Exercise: Can you transcribe every record below exactly as it appears?

Task input:
====================

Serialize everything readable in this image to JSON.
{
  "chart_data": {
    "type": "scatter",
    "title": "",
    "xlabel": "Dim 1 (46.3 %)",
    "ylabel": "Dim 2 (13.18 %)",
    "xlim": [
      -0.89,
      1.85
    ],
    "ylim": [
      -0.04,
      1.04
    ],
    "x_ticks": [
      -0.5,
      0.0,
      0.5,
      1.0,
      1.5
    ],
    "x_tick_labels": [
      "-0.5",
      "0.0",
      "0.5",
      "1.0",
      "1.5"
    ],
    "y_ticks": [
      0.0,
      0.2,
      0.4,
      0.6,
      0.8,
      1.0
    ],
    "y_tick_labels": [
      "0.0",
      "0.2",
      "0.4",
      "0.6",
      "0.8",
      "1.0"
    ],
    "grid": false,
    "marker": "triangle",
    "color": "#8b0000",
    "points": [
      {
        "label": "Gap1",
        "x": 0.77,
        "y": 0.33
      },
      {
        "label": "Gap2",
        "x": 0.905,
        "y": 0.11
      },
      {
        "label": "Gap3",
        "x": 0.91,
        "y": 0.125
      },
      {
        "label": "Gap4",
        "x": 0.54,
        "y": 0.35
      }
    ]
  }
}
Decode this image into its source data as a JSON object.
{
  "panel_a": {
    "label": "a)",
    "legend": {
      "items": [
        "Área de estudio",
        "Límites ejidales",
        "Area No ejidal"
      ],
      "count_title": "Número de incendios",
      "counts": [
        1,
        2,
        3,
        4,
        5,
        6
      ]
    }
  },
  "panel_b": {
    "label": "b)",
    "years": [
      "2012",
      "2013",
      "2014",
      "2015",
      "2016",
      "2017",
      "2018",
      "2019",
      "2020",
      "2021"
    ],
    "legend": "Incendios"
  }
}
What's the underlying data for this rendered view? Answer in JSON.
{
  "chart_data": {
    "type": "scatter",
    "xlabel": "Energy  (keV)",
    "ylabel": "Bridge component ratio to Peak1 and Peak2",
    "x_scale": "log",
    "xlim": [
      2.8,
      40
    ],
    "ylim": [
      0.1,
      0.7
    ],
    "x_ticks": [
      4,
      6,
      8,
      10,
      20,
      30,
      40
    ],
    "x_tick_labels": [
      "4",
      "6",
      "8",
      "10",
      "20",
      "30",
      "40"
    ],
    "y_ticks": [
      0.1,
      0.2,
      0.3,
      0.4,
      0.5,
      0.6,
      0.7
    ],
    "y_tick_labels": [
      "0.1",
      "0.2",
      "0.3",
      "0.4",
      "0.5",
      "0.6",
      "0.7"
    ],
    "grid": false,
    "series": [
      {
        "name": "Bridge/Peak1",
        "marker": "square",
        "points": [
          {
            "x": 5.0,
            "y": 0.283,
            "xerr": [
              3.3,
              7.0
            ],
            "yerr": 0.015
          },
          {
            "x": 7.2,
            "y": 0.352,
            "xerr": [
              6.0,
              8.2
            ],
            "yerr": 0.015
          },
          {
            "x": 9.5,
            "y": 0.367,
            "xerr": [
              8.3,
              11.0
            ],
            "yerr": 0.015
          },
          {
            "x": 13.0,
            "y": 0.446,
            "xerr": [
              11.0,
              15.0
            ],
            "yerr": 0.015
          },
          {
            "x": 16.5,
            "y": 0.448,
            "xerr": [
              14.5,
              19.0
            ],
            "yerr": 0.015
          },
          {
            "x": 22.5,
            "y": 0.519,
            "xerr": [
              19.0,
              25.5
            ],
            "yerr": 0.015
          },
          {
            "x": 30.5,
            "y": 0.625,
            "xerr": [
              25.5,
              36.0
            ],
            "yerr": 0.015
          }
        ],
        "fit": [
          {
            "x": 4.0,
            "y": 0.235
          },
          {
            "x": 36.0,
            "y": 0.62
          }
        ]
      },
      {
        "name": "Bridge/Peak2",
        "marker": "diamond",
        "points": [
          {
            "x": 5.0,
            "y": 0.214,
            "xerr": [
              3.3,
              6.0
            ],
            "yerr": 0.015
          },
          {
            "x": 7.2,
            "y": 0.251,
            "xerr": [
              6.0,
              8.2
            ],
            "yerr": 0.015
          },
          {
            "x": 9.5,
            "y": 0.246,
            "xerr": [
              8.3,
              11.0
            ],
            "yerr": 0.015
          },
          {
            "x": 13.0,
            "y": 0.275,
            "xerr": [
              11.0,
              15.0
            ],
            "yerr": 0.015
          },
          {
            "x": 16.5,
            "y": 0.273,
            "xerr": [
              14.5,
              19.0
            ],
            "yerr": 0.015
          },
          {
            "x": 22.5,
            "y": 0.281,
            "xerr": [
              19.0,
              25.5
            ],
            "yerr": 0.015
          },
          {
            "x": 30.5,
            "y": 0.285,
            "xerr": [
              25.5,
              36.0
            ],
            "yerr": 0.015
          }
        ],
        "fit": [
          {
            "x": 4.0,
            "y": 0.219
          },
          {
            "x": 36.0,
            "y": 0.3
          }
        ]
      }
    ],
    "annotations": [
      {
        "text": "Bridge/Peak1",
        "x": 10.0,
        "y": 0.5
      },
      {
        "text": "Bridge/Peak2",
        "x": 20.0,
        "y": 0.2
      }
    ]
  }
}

====================

Correct answer:
Serialize everything readable in this image to JSON.
{
  "chart_data": {
    "type": "scatter",
    "title": "",
    "xlabel": "Dim 1 (46.3 %)",
    "ylabel": "Dim 2 (13.18 %)",
    "xlim": [
      -0.89,
      1.85
    ],
    "ylim": [
      -0.04,
      1.04
    ],
    "x_ticks": [
      -0.5,
      0.0,
      0.5,
      1.0,
      1.5
    ],
    "x_tick_labels": [
      "-0.5",
      "0.0",
      "0.5",
      "1.0",
      "1.5"
    ],
    "y_ticks": [
      0.0,
      0.2,
      0.4,
      0.6,
      0.8,
      1.0
    ],
    "y_tick_labels": [
      "0.0",
      "0.2",
      "0.4",
      "0.6",
      "0.8",
      "1.0"
    ],
    "grid": false,
    "marker": "triangle",
    "color": "#8b0000",
    "points": [
      {
        "label": "Gap1",
        "x": 0.77,
        "y": 0.33
      },
      {
        "label": "Gap2",
        "x": 0.905,
        "y": 0.11
      },
      {
        "label": "Gap3",
        "x": 0.91,
        "y": 0.125
      },
      {
        "label": "Gap4",
        "x": 0.54,
        "y": 0.35
      }
    ]
  }
}
Decode this image into its source data as a JSON object.
{
  "panel_a": {
    "label": "a)",
    "legend": {
      "items": [
        "Área de estudio",
        "Límites ejidales",
        "Area No ejidal"
      ],
      "count_title": "Número de incendios",
      "counts": [
        1,
        2,
        3,
        4,
        5,
        6
      ]
    }
  },
  "panel_b": {
    "label": "b)",
    "years": [
      "2012",
      "2013",
      "2014",
      "2015",
      "2016",
      "2017",
      "2018",
      "2019",
      "2020",
      "2021"
    ],
    "legend": "Incendios"
  }
}
What's the underlying data for this rendered view? Answer in JSON.
{
  "chart_data": {
    "type": "scatter",
    "xlabel": "Energy  (keV)",
    "ylabel": "Bridge component ratio to Peak1 and Peak2",
    "x_scale": "log",
    "xlim": [
      2.8,
      40
    ],
    "ylim": [
      0.1,
      0.7
    ],
    "x_ticks": [
      4,
      6,
      8,
      10,
      20,
      30,
      40
    ],
    "x_tick_labels": [
      "4",
      "6",
      "8",
      "10",
      "20",
      "30",
      "40"
    ],
    "y_ticks": [
      0.1,
      0.2,
      0.3,
      0.4,
      0.5,
      0.6,
      0.7
    ],
    "y_tick_labels": [
      "0.1",
      "0.2",
      "0.3",
      "0.4",
      "0.5",
      "0.6",
      "0.7"
    ],
    "grid": false,
    "series": [
      {
        "name": "Bridge/Peak1",
        "marker": "square",
        "points": [
          {
            "x": 5.0,
            "y": 0.283,
            "xerr": [
              3.3,
              7.0
            ],
            "yerr": 0.015
          },
          {
            "x": 7.2,
            "y": 0.352,
            "xerr": [
              6.0,
              8.2
            ],
            "yerr": 0.015
          },
          {
            "x": 9.5,
            "y": 0.367,
            "xerr": [
              8.3,
              11.0
            ],
            "yerr": 0.015
          },
          {
            "x": 13.0,
            "y": 0.446,
            "xerr": [
              11.0,
              15.0
            ],
            "yerr": 0.015
          },
          {
            "x": 16.5,
            "y": 0.448,
            "xerr": [
              14.5,
              19.0
            ],
            "yerr": 0.015
          },
          {
            "x": 22.5,
            "y": 0.519,
            "xerr": [
              19.0,
              25.5
            ],
            "yerr": 0.015
          },
          {
            "x": 30.5,
            "y": 0.625,
            "xerr": [
              25.5,
              36.0
            ],
            "yerr": 0.015
          }
        ],
        "fit": [
          {
            "x": 4.0,
            "y": 0.235
          },
          {
            "x": 36.0,
            "y": 0.62
          }
        ]
      },
      {
        "name": "Bridge/Peak2",
        "marker": "diamond",
        "points": [
          {
            "x": 5.0,
            "y": 0.214,
            "xerr": [
              3.3,
              6.0
            ],
            "yerr": 0.015
          },
          {
            "x": 7.2,
            "y": 0.251,
            "xerr": [
              6.0,
              8.2
            ],
            "yerr": 0.015
          },
          {
            "x": 9.5,
            "y": 0.246,
            "xerr": [
              8.3,
              11.0
            ],
            "yerr": 0.015
          },
          {
            "x": 13.0,
            "y": 0.275,
            "xerr": [
              11.0,
              15.0
            ],
            "yerr": 0.015
          },
          {
            "x": 16.5,
            "y": 0.273,
            "xerr": [
              14.5,
              19.0
            ],
            "yerr": 0.015
          },
          {
            "x": 22.5,
            "y": 0.281,
            "xerr": [
              19.0,
              25.5
            ],
            "yerr": 0.015
          },
          {
            "x": 30.5,
            "y": 0.285,
            "xerr": [
              25.5,
              36.0
            ],
            "yerr": 0.015
          }
        ],
        "fit": [
          {
            "x": 4.0,
            "y": 0.219
          },
          {
            "x": 36.0,
            "y": 0.3
          }
        ]
      }
    ],
    "annotations": [
      {
        "text": "Bridge/Peak1",
        "x": 10.0,
        "y": 0.5
      },
      {
        "text": "Bridge/Peak2",
        "x": 20.0,
        "y": 0.2
      }
    ]
  }
}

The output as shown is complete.